** Dataset entries **
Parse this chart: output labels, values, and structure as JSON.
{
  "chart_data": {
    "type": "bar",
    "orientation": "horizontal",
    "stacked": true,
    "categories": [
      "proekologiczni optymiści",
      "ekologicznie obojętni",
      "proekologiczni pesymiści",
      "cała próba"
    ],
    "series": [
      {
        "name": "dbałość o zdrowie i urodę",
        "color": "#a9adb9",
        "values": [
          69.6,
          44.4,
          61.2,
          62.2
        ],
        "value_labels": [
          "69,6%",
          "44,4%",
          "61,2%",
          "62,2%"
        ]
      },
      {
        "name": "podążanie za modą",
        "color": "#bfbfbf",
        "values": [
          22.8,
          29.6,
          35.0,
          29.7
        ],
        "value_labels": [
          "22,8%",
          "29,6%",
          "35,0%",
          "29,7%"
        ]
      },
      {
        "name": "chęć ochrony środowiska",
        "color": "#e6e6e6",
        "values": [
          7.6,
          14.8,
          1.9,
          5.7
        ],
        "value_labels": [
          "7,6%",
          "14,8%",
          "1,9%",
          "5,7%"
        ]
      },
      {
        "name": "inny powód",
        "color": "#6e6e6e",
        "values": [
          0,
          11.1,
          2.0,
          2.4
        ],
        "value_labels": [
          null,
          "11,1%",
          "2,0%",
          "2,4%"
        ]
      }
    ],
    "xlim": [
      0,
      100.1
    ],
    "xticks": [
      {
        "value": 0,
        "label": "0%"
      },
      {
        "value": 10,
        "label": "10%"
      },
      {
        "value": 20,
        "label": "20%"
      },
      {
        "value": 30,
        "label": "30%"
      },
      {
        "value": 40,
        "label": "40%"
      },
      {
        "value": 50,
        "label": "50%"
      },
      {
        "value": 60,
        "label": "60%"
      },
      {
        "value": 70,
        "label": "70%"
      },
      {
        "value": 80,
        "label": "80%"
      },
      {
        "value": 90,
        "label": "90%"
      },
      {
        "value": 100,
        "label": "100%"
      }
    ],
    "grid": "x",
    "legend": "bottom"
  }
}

** Aim **
Give only the number of lines in the listing above that include the string "name".

** Problem solution **
4